-- start of ROWS --
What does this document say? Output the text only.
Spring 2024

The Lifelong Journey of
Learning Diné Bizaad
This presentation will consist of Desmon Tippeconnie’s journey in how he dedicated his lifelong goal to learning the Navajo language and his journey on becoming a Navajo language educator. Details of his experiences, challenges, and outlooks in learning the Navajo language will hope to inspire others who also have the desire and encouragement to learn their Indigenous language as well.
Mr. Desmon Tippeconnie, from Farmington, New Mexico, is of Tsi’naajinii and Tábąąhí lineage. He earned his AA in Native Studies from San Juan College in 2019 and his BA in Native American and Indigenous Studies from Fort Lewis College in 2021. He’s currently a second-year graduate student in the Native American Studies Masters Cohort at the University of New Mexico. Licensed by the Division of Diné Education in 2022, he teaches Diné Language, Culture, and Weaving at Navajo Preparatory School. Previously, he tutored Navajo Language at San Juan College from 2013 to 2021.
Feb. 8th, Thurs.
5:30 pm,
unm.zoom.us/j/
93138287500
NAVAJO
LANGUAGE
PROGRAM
-- end of ROWS --
__INSTRUCTIONS FOR THE TASK__
Look over the records above and copy each line that includes the string "Diné".

__THE RESPONSE__
Learning Diné Bizaad
Mr. Desmon Tippeconnie, from Farmington, New Mexico, is of Tsi’naajinii and Tábąąhí lineage. He earned his AA in Native Studies from San Juan College in 2019 and his BA in Native American and Indigenous Studies from Fort Lewis College in 2021. He’s currently a second-year graduate student in the Native American Studies Masters Cohort at the University of New Mexico. Licensed by the Division of Diné Education in 2022, he teaches Diné Language, Culture, and Weaving at Navajo Preparatory School. Previously, he tutored Navajo Language at San Juan College from 2013 to 2021.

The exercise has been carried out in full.